## BEGIN

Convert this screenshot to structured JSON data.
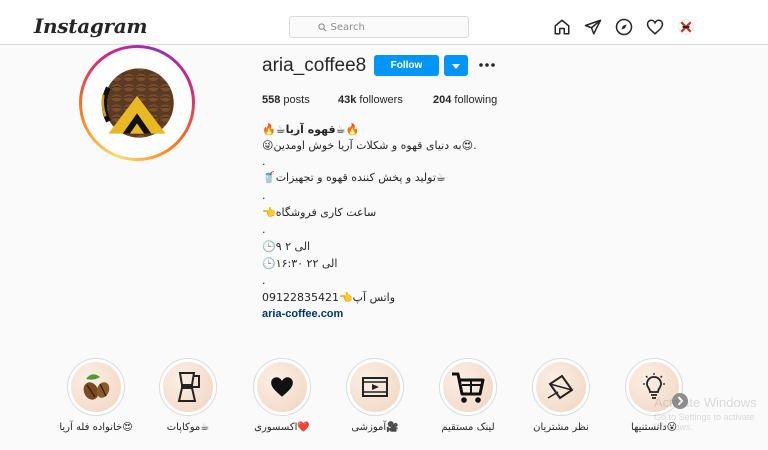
{
  "nav": {
    "logo": "Instagram",
    "search_placeholder": "Search",
    "icons": [
      "home-icon",
      "direct-message-icon",
      "explore-compass-icon",
      "activity-heart-icon",
      "profile-avatar-icon"
    ]
  },
  "profile": {
    "username": "aria_coffee8",
    "follow_label": "Follow",
    "stats": {
      "posts_count": "558",
      "posts_label": "posts",
      "followers_count": "43k",
      "followers_label": "followers",
      "following_count": "204",
      "following_label": "following"
    },
    "bio": {
      "name": "🔥☕قهوه آریا☕🔥",
      "line1": "😜به دنیای قهوه و شکلات آریا خوش اومدین😍.",
      "dot1": ".",
      "line2": "🥤تولید و پخش کننده قهوه و تجهیزات☕",
      "dot2": ".",
      "line3": "👈ساعت کاری فروشگاه",
      "dot3": ".",
      "line4": "🕒۹ الی ۲",
      "line5": "🕒۱۶:۳۰ الی ۲۲",
      "dot4": ".",
      "phone": "واتس آپ👈09122835421",
      "link": "aria-coffee.com"
    }
  },
  "highlights": [
    {
      "label": "😍خانواده فله آریا",
      "icon": "coffee-beans-icon"
    },
    {
      "label": "☕موکاپات",
      "icon": "moka-pot-icon"
    },
    {
      "label": "❤️اکسسوری",
      "icon": "heart-icon"
    },
    {
      "label": "🎥آموزشی",
      "icon": "video-film-icon"
    },
    {
      "label": "لینک مستقیم",
      "icon": "shopping-cart-icon"
    },
    {
      "label": "نظر مشتریان",
      "icon": "message-envelope-icon"
    },
    {
      "label": "😮دانستنیها",
      "icon": "lightbulb-icon"
    }
  ],
  "watermark": {
    "title": "Activate Windows",
    "subtitle": "Go to Settings to activate Windows."
  }
}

## END

**GIVEN INSTRUCTION:** Leave the pictures out and reproduce all of the records exactly.

**RESPONSE TO THIS TASK:**
Convert this screenshot to structured JSON data.
{
  "nav": {
    "logo": "Instagram",
    "search_placeholder": "Search",
    "icons": [
      "home-icon",
      "direct-message-icon",
      "explore-compass-icon",
      "activity-heart-icon",
      "profile-avatar-icon"
    ]
  },
  "profile": {
    "username": "aria_coffee8",
    "follow_label": "Follow",
    "stats": {
      "posts_count": "558",
      "posts_label": "posts",
      "followers_count": "43k",
      "followers_label": "followers",
      "following_count": "204",
      "following_label": "following"
    },
    "bio": {
      "name": "🔥☕قهوه آریا☕🔥",
      "line1": "😜به دنیای قهوه و شکلات آریا خوش اومدین😍.",
      "dot1": ".",
      "line2": "🥤تولید و پخش کننده قهوه و تجهیزات☕",
      "dot2": ".",
      "line3": "👈ساعت کاری فروشگاه",
      "dot3": ".",
      "line4": "🕒۹ الی ۲",
      "line5": "🕒۱۶:۳۰ الی ۲۲",
      "dot4": ".",
      "phone": "واتس آپ👈09122835421",
      "link": "aria-coffee.com"
    }
  },
  "highlights": [
    {
      "label": "😍خانواده فله آریا",
      "icon": "coffee-beans-icon"
    },
    {
      "label": "☕موکاپات",
      "icon": "moka-pot-icon"
    },
    {
      "label": "❤️اکسسوری",
      "icon": "heart-icon"
    },
    {
      "label": "🎥آموزشی",
      "icon": "video-film-icon"
    },
    {
      "label": "لینک مستقیم",
      "icon": "shopping-cart-icon"
    },
    {
      "label": "نظر مشتریان",
      "icon": "message-envelope-icon"
    },
    {
      "label": "😮دانستنیها",
      "icon": "lightbulb-icon"
    }
  ],
  "watermark": {
    "title": "Activate Windows",
    "subtitle": "Go to Settings to activate Windows."
  }
}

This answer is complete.